Task brief
Write out the full listing again, exactly as it stands.

Data lines
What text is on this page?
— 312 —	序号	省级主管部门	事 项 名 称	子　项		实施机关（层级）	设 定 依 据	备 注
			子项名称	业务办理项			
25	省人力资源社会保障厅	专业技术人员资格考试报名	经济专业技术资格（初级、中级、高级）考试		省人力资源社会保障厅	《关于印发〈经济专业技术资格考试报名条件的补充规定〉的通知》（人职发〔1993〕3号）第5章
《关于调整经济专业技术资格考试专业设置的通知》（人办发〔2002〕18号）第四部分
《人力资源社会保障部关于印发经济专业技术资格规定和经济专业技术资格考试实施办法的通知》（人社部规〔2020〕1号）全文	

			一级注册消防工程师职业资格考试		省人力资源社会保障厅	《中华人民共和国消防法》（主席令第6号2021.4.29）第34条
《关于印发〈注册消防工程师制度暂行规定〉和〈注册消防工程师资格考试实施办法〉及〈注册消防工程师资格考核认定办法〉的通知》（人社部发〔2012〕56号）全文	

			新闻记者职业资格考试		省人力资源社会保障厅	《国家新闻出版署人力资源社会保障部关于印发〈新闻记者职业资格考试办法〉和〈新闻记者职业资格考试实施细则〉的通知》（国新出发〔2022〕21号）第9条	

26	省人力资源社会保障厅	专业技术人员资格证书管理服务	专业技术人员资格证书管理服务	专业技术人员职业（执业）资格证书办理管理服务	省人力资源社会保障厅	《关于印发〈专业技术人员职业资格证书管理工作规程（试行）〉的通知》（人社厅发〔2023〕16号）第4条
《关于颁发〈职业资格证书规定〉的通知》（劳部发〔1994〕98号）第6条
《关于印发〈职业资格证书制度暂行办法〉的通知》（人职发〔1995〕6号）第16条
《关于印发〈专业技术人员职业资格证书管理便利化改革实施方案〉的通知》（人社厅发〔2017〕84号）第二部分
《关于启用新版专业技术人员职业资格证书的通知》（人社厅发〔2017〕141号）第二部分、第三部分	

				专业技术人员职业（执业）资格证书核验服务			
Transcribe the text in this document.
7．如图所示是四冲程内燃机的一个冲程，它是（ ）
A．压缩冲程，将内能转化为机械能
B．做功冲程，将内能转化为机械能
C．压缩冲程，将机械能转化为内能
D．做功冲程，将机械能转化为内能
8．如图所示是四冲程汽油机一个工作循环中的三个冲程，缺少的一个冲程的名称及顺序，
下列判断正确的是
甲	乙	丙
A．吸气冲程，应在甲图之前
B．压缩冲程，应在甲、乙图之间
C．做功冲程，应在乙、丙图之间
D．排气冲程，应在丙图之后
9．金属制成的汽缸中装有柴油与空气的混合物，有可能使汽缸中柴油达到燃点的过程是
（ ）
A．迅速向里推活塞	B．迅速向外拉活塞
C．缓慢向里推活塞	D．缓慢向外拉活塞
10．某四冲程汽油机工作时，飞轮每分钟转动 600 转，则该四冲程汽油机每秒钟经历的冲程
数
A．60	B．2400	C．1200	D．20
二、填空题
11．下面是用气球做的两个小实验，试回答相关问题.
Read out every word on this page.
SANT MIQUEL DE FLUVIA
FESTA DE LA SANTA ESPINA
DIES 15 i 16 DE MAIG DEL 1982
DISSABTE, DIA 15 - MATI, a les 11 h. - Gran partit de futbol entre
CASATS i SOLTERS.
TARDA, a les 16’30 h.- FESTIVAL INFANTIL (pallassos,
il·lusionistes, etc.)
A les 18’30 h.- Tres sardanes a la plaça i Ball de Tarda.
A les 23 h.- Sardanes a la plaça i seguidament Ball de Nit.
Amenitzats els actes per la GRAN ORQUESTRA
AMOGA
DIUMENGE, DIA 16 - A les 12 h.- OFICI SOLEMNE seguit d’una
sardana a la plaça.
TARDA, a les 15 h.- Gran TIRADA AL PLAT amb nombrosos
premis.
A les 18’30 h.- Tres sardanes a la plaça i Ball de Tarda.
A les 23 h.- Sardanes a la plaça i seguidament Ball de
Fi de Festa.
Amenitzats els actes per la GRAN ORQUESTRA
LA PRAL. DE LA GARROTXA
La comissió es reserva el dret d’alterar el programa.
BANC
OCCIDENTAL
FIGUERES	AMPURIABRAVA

Correct result
What text is on this page?
— 312 —	序号	省级主管部门	事 项 名 称	子　项		实施机关（层级）	设 定 依 据	备 注
			子项名称	业务办理项			
25	省人力资源社会保障厅	专业技术人员资格考试报名	经济专业技术资格（初级、中级、高级）考试		省人力资源社会保障厅	《关于印发〈经济专业技术资格考试报名条件的补充规定〉的通知》（人职发〔1993〕3号）第5章
《关于调整经济专业技术资格考试专业设置的通知》（人办发〔2002〕18号）第四部分
《人力资源社会保障部关于印发经济专业技术资格规定和经济专业技术资格考试实施办法的通知》（人社部规〔2020〕1号）全文	

			一级注册消防工程师职业资格考试		省人力资源社会保障厅	《中华人民共和国消防法》（主席令第6号2021.4.29）第34条
《关于印发〈注册消防工程师制度暂行规定〉和〈注册消防工程师资格考试实施办法〉及〈注册消防工程师资格考核认定办法〉的通知》（人社部发〔2012〕56号）全文	

			新闻记者职业资格考试		省人力资源社会保障厅	《国家新闻出版署人力资源社会保障部关于印发〈新闻记者职业资格考试办法〉和〈新闻记者职业资格考试实施细则〉的通知》（国新出发〔2022〕21号）第9条	

26	省人力资源社会保障厅	专业技术人员资格证书管理服务	专业技术人员资格证书管理服务	专业技术人员职业（执业）资格证书办理管理服务	省人力资源社会保障厅	《关于印发〈专业技术人员职业资格证书管理工作规程（试行）〉的通知》（人社厅发〔2023〕16号）第4条
《关于颁发〈职业资格证书规定〉的通知》（劳部发〔1994〕98号）第6条
《关于印发〈职业资格证书制度暂行办法〉的通知》（人职发〔1995〕6号）第16条
《关于印发〈专业技术人员职业资格证书管理便利化改革实施方案〉的通知》（人社厅发〔2017〕84号）第二部分
《关于启用新版专业技术人员职业资格证书的通知》（人社厅发〔2017〕141号）第二部分、第三部分	

				专业技术人员职业（执业）资格证书核验服务			
Transcribe the text in this document.
7．如图所示是四冲程内燃机的一个冲程，它是（ ）
A．压缩冲程，将内能转化为机械能
B．做功冲程，将内能转化为机械能
C．压缩冲程，将机械能转化为内能
D．做功冲程，将机械能转化为内能
8．如图所示是四冲程汽油机一个工作循环中的三个冲程，缺少的一个冲程的名称及顺序，
下列判断正确的是
甲	乙	丙
A．吸气冲程，应在甲图之前
B．压缩冲程，应在甲、乙图之间
C．做功冲程，应在乙、丙图之间
D．排气冲程，应在丙图之后
9．金属制成的汽缸中装有柴油与空气的混合物，有可能使汽缸中柴油达到燃点的过程是
（ ）
A．迅速向里推活塞	B．迅速向外拉活塞
C．缓慢向里推活塞	D．缓慢向外拉活塞
10．某四冲程汽油机工作时，飞轮每分钟转动 600 转，则该四冲程汽油机每秒钟经历的冲程
数
A．60	B．2400	C．1200	D．20
二、填空题
11．下面是用气球做的两个小实验，试回答相关问题.
Read out every word on this page.
SANT MIQUEL DE FLUVIA
FESTA DE LA SANTA ESPINA
DIES 15 i 16 DE MAIG DEL 1982
DISSABTE, DIA 15 - MATI, a les 11 h. - Gran partit de futbol entre
CASATS i SOLTERS.
TARDA, a les 16’30 h.- FESTIVAL INFANTIL (pallassos,
il·lusionistes, etc.)
A les 18’30 h.- Tres sardanes a la plaça i Ball de Tarda.
A les 23 h.- Sardanes a la plaça i seguidament Ball de Nit.
Amenitzats els actes per la GRAN ORQUESTRA
AMOGA
DIUMENGE, DIA 16 - A les 12 h.- OFICI SOLEMNE seguit d’una
sardana a la plaça.
TARDA, a les 15 h.- Gran TIRADA AL PLAT amb nombrosos
premis.
A les 18’30 h.- Tres sardanes a la plaça i Ball de Tarda.
A les 23 h.- Sardanes a la plaça i seguidament Ball de
Fi de Festa.
Amenitzats els actes per la GRAN ORQUESTRA
LA PRAL. DE LA GARROTXA
La comissió es reserva el dret d’alterar el programa.
BANC
OCCIDENTAL
FIGUERES	AMPURIABRAVA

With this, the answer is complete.